### GIVEN REQUEST
Determine the count of lines holding the string "circle". Return only the number.

Source data:
▬▬▬▬▬▬
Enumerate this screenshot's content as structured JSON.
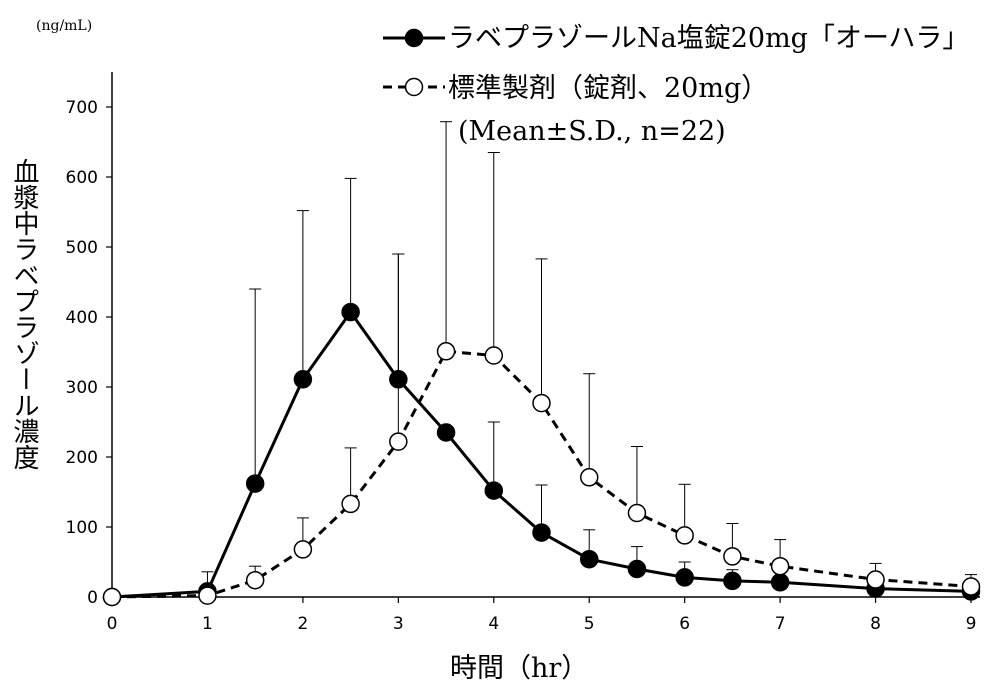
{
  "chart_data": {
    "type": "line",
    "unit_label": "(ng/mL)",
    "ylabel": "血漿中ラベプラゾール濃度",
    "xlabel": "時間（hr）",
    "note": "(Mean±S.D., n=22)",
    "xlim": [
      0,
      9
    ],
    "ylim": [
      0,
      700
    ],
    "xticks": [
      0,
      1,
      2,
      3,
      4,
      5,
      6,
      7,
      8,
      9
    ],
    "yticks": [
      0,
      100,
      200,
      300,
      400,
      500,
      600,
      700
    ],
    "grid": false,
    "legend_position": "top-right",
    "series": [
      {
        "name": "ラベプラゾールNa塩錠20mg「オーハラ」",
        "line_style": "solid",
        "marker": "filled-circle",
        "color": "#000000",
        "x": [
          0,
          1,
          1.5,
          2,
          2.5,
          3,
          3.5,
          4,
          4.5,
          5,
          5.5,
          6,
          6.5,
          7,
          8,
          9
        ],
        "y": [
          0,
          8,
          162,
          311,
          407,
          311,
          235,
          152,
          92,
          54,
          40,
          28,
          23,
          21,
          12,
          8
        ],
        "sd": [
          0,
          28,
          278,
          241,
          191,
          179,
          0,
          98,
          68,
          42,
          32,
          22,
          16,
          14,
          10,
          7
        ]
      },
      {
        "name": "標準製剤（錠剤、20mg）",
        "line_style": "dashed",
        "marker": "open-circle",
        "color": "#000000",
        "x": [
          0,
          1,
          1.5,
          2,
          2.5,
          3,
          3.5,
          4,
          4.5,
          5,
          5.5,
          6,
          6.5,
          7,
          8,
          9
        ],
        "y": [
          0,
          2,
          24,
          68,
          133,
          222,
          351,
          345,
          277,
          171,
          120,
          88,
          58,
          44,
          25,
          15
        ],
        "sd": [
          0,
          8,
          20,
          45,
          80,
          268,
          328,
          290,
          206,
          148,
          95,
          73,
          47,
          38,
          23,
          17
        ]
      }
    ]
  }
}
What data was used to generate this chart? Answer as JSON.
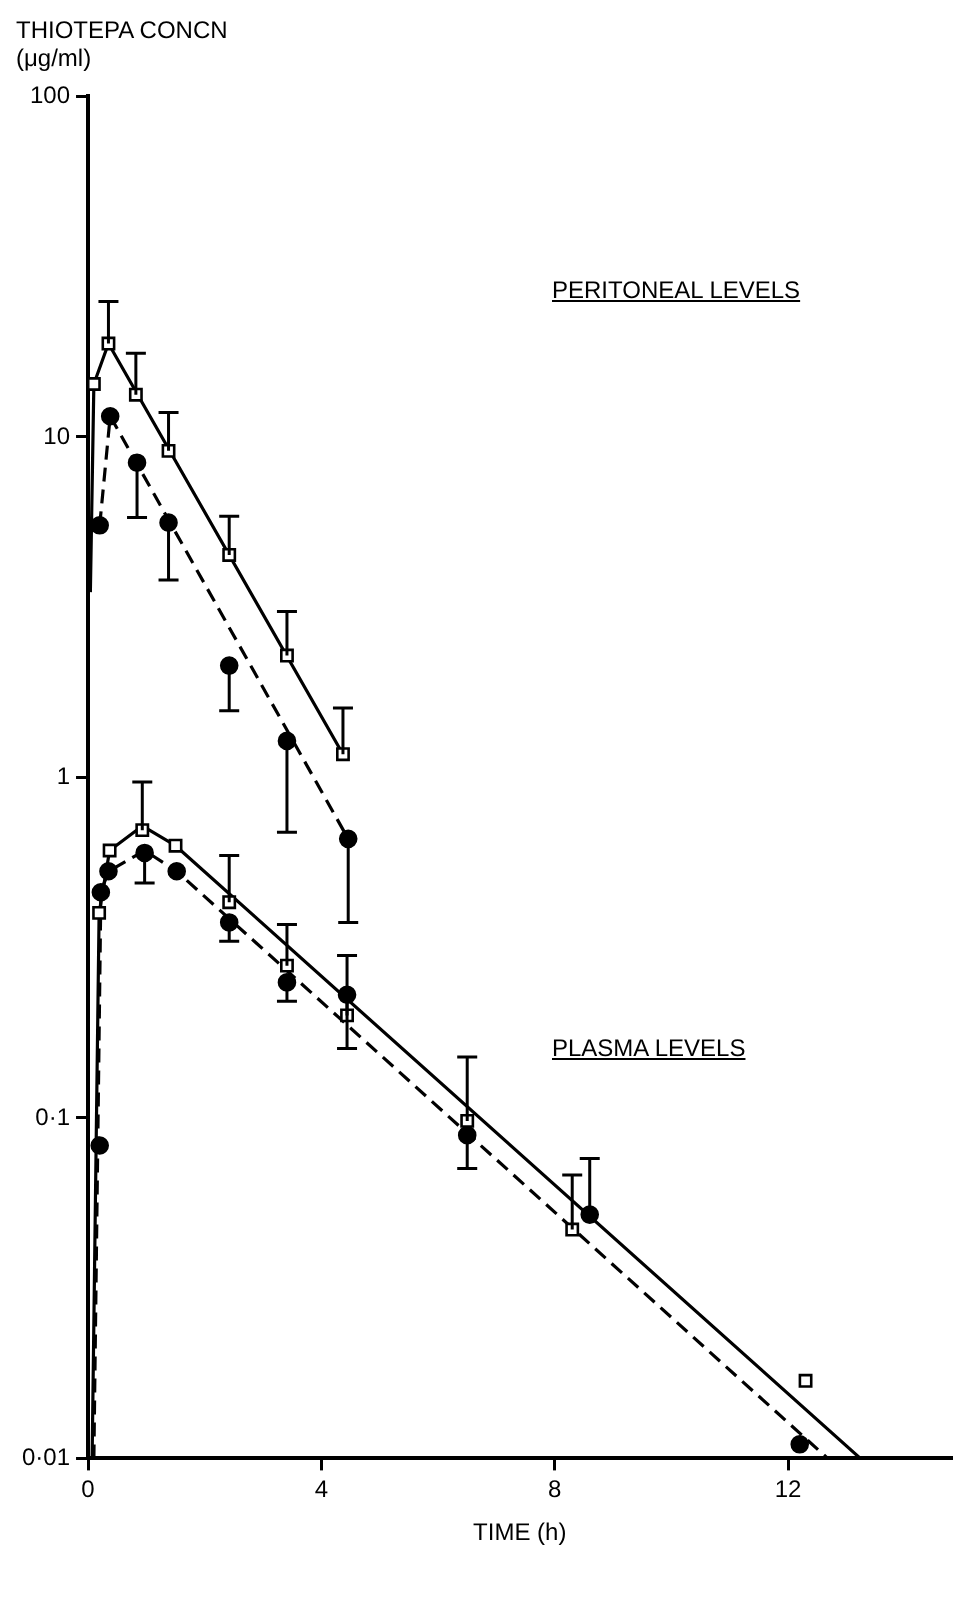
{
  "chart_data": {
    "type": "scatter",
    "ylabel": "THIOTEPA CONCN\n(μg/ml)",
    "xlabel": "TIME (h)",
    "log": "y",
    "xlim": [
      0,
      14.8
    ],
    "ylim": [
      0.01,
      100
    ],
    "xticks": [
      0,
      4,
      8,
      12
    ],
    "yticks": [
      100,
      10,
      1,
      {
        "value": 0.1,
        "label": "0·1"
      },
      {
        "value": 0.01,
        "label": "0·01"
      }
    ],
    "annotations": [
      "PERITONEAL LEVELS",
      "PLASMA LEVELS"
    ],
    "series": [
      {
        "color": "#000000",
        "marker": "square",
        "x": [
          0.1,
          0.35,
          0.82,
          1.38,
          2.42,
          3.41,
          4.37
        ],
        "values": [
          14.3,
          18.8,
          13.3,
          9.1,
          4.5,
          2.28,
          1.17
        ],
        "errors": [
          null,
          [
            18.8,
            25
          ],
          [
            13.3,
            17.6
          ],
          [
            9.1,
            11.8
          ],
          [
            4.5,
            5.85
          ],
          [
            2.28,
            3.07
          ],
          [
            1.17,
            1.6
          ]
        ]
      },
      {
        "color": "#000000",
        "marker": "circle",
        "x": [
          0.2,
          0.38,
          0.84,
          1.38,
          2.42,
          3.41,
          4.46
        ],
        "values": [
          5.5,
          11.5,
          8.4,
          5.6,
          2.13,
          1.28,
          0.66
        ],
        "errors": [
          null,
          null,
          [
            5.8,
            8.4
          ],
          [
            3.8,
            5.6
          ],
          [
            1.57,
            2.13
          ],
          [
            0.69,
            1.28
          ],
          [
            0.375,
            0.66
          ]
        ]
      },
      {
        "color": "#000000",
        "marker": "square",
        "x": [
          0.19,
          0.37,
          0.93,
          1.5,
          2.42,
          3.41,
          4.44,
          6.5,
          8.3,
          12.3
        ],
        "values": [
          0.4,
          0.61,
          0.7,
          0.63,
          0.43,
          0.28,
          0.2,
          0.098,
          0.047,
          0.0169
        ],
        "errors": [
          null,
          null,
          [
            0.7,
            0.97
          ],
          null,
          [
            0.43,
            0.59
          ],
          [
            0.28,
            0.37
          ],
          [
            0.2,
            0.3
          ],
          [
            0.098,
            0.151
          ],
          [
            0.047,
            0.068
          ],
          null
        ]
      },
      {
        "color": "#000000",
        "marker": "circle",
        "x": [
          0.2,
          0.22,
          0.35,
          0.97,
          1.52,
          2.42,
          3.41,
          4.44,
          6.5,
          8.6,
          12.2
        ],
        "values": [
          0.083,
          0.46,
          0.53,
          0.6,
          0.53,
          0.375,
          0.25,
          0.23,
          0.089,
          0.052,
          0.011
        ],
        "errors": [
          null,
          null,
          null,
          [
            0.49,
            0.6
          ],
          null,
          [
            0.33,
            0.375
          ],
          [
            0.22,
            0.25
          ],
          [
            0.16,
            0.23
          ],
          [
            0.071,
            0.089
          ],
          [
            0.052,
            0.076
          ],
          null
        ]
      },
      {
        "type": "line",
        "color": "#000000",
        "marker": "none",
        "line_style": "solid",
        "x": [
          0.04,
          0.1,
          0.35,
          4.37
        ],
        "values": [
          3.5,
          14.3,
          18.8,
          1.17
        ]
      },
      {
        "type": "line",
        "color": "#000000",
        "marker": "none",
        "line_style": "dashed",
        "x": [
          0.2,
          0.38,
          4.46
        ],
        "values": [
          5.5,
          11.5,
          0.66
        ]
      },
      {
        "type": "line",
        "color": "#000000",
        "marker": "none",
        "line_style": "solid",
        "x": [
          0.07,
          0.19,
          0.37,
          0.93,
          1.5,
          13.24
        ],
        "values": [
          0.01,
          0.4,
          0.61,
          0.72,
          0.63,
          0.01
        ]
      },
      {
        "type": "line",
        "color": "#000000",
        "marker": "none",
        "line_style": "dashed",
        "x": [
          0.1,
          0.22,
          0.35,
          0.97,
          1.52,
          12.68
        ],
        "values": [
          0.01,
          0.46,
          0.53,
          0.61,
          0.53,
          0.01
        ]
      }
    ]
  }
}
▬▬▬▬▬▬
### FULL SOLUTION
4